(Source data)
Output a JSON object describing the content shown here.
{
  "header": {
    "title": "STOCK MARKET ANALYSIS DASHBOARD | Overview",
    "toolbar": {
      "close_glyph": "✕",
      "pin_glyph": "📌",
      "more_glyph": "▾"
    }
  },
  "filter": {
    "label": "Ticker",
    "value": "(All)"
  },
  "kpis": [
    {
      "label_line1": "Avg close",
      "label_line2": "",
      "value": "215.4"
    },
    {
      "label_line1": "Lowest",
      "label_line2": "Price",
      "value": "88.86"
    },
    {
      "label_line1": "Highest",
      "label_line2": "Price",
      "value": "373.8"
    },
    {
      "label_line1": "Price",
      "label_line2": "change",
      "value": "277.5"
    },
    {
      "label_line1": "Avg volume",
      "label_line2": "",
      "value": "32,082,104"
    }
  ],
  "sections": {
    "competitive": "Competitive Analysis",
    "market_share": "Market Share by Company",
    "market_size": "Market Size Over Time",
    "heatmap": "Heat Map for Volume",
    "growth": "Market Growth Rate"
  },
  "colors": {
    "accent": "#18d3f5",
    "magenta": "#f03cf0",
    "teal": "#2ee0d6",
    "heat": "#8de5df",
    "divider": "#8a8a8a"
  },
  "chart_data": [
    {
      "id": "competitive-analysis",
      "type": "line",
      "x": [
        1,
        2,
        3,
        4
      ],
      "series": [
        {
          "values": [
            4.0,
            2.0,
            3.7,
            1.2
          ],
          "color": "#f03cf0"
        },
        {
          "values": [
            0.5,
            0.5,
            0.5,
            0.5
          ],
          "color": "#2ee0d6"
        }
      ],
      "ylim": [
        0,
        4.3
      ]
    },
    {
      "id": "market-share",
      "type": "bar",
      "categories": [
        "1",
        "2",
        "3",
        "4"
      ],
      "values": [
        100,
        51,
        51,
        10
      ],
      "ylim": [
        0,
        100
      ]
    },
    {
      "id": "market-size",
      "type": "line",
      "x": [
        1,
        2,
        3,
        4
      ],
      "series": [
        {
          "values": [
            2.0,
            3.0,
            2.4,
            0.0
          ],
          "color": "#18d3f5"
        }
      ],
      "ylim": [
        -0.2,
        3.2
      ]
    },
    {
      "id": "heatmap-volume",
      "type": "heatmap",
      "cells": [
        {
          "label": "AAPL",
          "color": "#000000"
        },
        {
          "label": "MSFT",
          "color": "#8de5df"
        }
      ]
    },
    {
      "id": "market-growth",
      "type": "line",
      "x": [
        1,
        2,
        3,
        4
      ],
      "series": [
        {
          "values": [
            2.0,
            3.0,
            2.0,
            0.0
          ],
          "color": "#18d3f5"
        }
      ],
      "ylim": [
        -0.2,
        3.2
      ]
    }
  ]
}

(Challenge)
Copy every record exactly, with nothing added or dropped.

(Response to the exercise)
Output a JSON object describing the content shown here.
{
  "header": {
    "title": "STOCK MARKET ANALYSIS DASHBOARD | Overview",
    "toolbar": {
      "close_glyph": "✕",
      "pin_glyph": "📌",
      "more_glyph": "▾"
    }
  },
  "filter": {
    "label": "Ticker",
    "value": "(All)"
  },
  "kpis": [
    {
      "label_line1": "Avg close",
      "label_line2": "",
      "value": "215.4"
    },
    {
      "label_line1": "Lowest",
      "label_line2": "Price",
      "value": "88.86"
    },
    {
      "label_line1": "Highest",
      "label_line2": "Price",
      "value": "373.8"
    },
    {
      "label_line1": "Price",
      "label_line2": "change",
      "value": "277.5"
    },
    {
      "label_line1": "Avg volume",
      "label_line2": "",
      "value": "32,082,104"
    }
  ],
  "sections": {
    "competitive": "Competitive Analysis",
    "market_share": "Market Share by Company",
    "market_size": "Market Size Over Time",
    "heatmap": "Heat Map for Volume",
    "growth": "Market Growth Rate"
  },
  "colors": {
    "accent": "#18d3f5",
    "magenta": "#f03cf0",
    "teal": "#2ee0d6",
    "heat": "#8de5df",
    "divider": "#8a8a8a"
  },
  "chart_data": [
    {
      "id": "competitive-analysis",
      "type": "line",
      "x": [
        1,
        2,
        3,
        4
      ],
      "series": [
        {
          "values": [
            4.0,
            2.0,
            3.7,
            1.2
          ],
          "color": "#f03cf0"
        },
        {
          "values": [
            0.5,
            0.5,
            0.5,
            0.5
          ],
          "color": "#2ee0d6"
        }
      ],
      "ylim": [
        0,
        4.3
      ]
    },
    {
      "id": "market-share",
      "type": "bar",
      "categories": [
        "1",
        "2",
        "3",
        "4"
      ],
      "values": [
        100,
        51,
        51,
        10
      ],
      "ylim": [
        0,
        100
      ]
    },
    {
      "id": "market-size",
      "type": "line",
      "x": [
        1,
        2,
        3,
        4
      ],
      "series": [
        {
          "values": [
            2.0,
            3.0,
            2.4,
            0.0
          ],
          "color": "#18d3f5"
        }
      ],
      "ylim": [
        -0.2,
        3.2
      ]
    },
    {
      "id": "heatmap-volume",
      "type": "heatmap",
      "cells": [
        {
          "label": "AAPL",
          "color": "#000000"
        },
        {
          "label": "MSFT",
          "color": "#8de5df"
        }
      ]
    },
    {
      "id": "market-growth",
      "type": "line",
      "x": [
        1,
        2,
        3,
        4
      ],
      "series": [
        {
          "values": [
            2.0,
            3.0,
            2.0,
            0.0
          ],
          "color": "#18d3f5"
        }
      ],
      "ylim": [
        -0.2,
        3.2
      ]
    }
  ]
}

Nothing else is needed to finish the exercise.